Problem requirements: Make an exact copy of all the entries, with the pictures left out.

(Stored data)
--- Begin ---
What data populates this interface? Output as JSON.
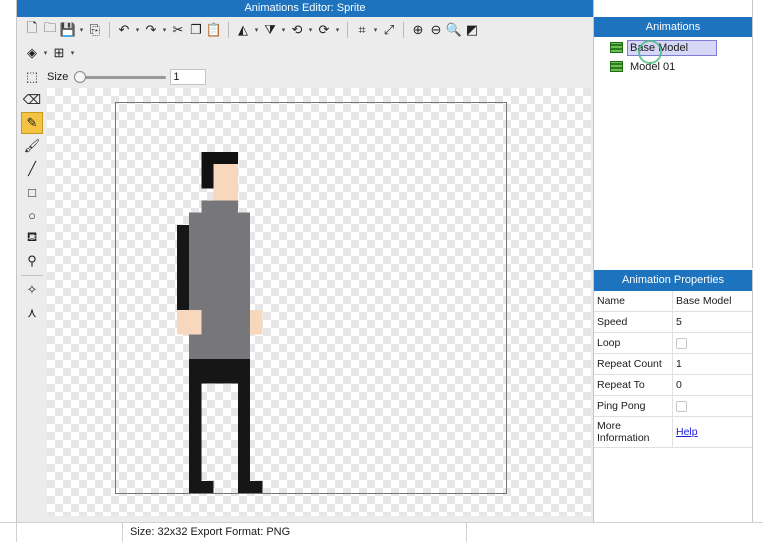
{
  "window": {
    "title": "Animations Editor: Sprite"
  },
  "toolbar": {
    "row1": [
      {
        "name": "new-file-icon",
        "glyph": "🗋",
        "drop": false
      },
      {
        "name": "open-folder-icon",
        "glyph": "🗀",
        "drop": false
      },
      {
        "name": "save-icon",
        "glyph": "💾",
        "drop": true
      },
      {
        "name": "export-icon",
        "glyph": "⎘",
        "drop": false
      },
      {
        "sep": true
      },
      {
        "name": "undo-icon",
        "glyph": "↶",
        "drop": true
      },
      {
        "name": "redo-icon",
        "glyph": "↷",
        "drop": true
      },
      {
        "name": "cut-icon",
        "glyph": "✂",
        "drop": false
      },
      {
        "name": "copy-icon",
        "glyph": "❐",
        "drop": false
      },
      {
        "name": "paste-icon",
        "glyph": "📋",
        "drop": false
      },
      {
        "sep": true
      },
      {
        "name": "flip-horizontal-icon",
        "glyph": "◭",
        "drop": true
      },
      {
        "name": "flip-vertical-icon",
        "glyph": "⧩",
        "drop": true
      },
      {
        "name": "rotate-left-icon",
        "glyph": "⟲",
        "drop": true
      },
      {
        "name": "rotate-right-icon",
        "glyph": "⟳",
        "drop": true
      },
      {
        "sep": true
      },
      {
        "name": "crop-icon",
        "glyph": "⌗",
        "drop": true
      },
      {
        "name": "resize-icon",
        "glyph": "⤢",
        "drop": false
      },
      {
        "sep": true
      },
      {
        "name": "zoom-in-icon",
        "glyph": "⊕",
        "drop": false
      },
      {
        "name": "zoom-out-icon",
        "glyph": "⊖",
        "drop": false
      },
      {
        "name": "zoom-fit-icon",
        "glyph": "🔍",
        "drop": false
      },
      {
        "name": "zoom-actual-icon",
        "glyph": "◩",
        "drop": false
      }
    ],
    "row2": [
      {
        "name": "layers-icon",
        "glyph": "◈",
        "drop": true
      },
      {
        "name": "grid-icon",
        "glyph": "⊞",
        "drop": true
      }
    ],
    "size_label": "Size",
    "size_value": "1",
    "brush_size": 1
  },
  "tools": [
    {
      "name": "eraser-icon",
      "glyph": "⌫",
      "active": false
    },
    {
      "name": "pencil-icon",
      "glyph": "✎",
      "active": true
    },
    {
      "name": "brush-icon",
      "glyph": "🖌",
      "active": false
    },
    {
      "name": "line-icon",
      "glyph": "╱",
      "active": false
    },
    {
      "name": "rectangle-icon",
      "glyph": "□",
      "active": false
    },
    {
      "name": "ellipse-icon",
      "glyph": "○",
      "active": false
    },
    {
      "name": "fill-bucket-icon",
      "glyph": "⛾",
      "active": false
    },
    {
      "name": "eyedropper-icon",
      "glyph": "⚲",
      "active": false
    },
    {
      "sep": true
    },
    {
      "name": "move-point-icon",
      "glyph": "✧",
      "active": false
    },
    {
      "name": "origin-icon",
      "glyph": "⋏",
      "active": false
    }
  ],
  "sprite": {
    "colors": {
      "hair": "#111111",
      "skin": "#f8d8bc",
      "shirt": "#77767a",
      "dark": "#161616"
    }
  },
  "status": {
    "text": "Size: 32x32   Export Format: PNG"
  },
  "animations_panel": {
    "title": "Animations",
    "items": [
      {
        "label": "Base Model",
        "selected": true
      },
      {
        "label": "Model 01",
        "selected": false
      }
    ]
  },
  "properties_panel": {
    "title": "Animation Properties",
    "rows": [
      {
        "name": "Name",
        "value": "Base Model",
        "type": "text"
      },
      {
        "name": "Speed",
        "value": "5",
        "type": "text"
      },
      {
        "name": "Loop",
        "value": "",
        "type": "checkbox"
      },
      {
        "name": "Repeat Count",
        "value": "1",
        "type": "text"
      },
      {
        "name": "Repeat To",
        "value": "0",
        "type": "text"
      },
      {
        "name": "Ping Pong",
        "value": "",
        "type": "checkbox"
      },
      {
        "name": "More Information",
        "value": "Help",
        "type": "link"
      }
    ]
  }
}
--- End ---
Task solution:
What data populates this interface? Output as JSON.
{
  "window": {
    "title": "Animations Editor: Sprite"
  },
  "toolbar": {
    "row1": [
      {
        "name": "new-file-icon",
        "glyph": "🗋",
        "drop": false
      },
      {
        "name": "open-folder-icon",
        "glyph": "🗀",
        "drop": false
      },
      {
        "name": "save-icon",
        "glyph": "💾",
        "drop": true
      },
      {
        "name": "export-icon",
        "glyph": "⎘",
        "drop": false
      },
      {
        "sep": true
      },
      {
        "name": "undo-icon",
        "glyph": "↶",
        "drop": true
      },
      {
        "name": "redo-icon",
        "glyph": "↷",
        "drop": true
      },
      {
        "name": "cut-icon",
        "glyph": "✂",
        "drop": false
      },
      {
        "name": "copy-icon",
        "glyph": "❐",
        "drop": false
      },
      {
        "name": "paste-icon",
        "glyph": "📋",
        "drop": false
      },
      {
        "sep": true
      },
      {
        "name": "flip-horizontal-icon",
        "glyph": "◭",
        "drop": true
      },
      {
        "name": "flip-vertical-icon",
        "glyph": "⧩",
        "drop": true
      },
      {
        "name": "rotate-left-icon",
        "glyph": "⟲",
        "drop": true
      },
      {
        "name": "rotate-right-icon",
        "glyph": "⟳",
        "drop": true
      },
      {
        "sep": true
      },
      {
        "name": "crop-icon",
        "glyph": "⌗",
        "drop": true
      },
      {
        "name": "resize-icon",
        "glyph": "⤢",
        "drop": false
      },
      {
        "sep": true
      },
      {
        "name": "zoom-in-icon",
        "glyph": "⊕",
        "drop": false
      },
      {
        "name": "zoom-out-icon",
        "glyph": "⊖",
        "drop": false
      },
      {
        "name": "zoom-fit-icon",
        "glyph": "🔍",
        "drop": false
      },
      {
        "name": "zoom-actual-icon",
        "glyph": "◩",
        "drop": false
      }
    ],
    "row2": [
      {
        "name": "layers-icon",
        "glyph": "◈",
        "drop": true
      },
      {
        "name": "grid-icon",
        "glyph": "⊞",
        "drop": true
      }
    ],
    "size_label": "Size",
    "size_value": "1",
    "brush_size": 1
  },
  "tools": [
    {
      "name": "eraser-icon",
      "glyph": "⌫",
      "active": false
    },
    {
      "name": "pencil-icon",
      "glyph": "✎",
      "active": true
    },
    {
      "name": "brush-icon",
      "glyph": "🖌",
      "active": false
    },
    {
      "name": "line-icon",
      "glyph": "╱",
      "active": false
    },
    {
      "name": "rectangle-icon",
      "glyph": "□",
      "active": false
    },
    {
      "name": "ellipse-icon",
      "glyph": "○",
      "active": false
    },
    {
      "name": "fill-bucket-icon",
      "glyph": "⛾",
      "active": false
    },
    {
      "name": "eyedropper-icon",
      "glyph": "⚲",
      "active": false
    },
    {
      "sep": true
    },
    {
      "name": "move-point-icon",
      "glyph": "✧",
      "active": false
    },
    {
      "name": "origin-icon",
      "glyph": "⋏",
      "active": false
    }
  ],
  "sprite": {
    "colors": {
      "hair": "#111111",
      "skin": "#f8d8bc",
      "shirt": "#77767a",
      "dark": "#161616"
    }
  },
  "status": {
    "text": "Size: 32x32   Export Format: PNG"
  },
  "animations_panel": {
    "title": "Animations",
    "items": [
      {
        "label": "Base Model",
        "selected": true
      },
      {
        "label": "Model 01",
        "selected": false
      }
    ]
  },
  "properties_panel": {
    "title": "Animation Properties",
    "rows": [
      {
        "name": "Name",
        "value": "Base Model",
        "type": "text"
      },
      {
        "name": "Speed",
        "value": "5",
        "type": "text"
      },
      {
        "name": "Loop",
        "value": "",
        "type": "checkbox"
      },
      {
        "name": "Repeat Count",
        "value": "1",
        "type": "text"
      },
      {
        "name": "Repeat To",
        "value": "0",
        "type": "text"
      },
      {
        "name": "Ping Pong",
        "value": "",
        "type": "checkbox"
      },
      {
        "name": "More Information",
        "value": "Help",
        "type": "link"
      }
    ]
  }
}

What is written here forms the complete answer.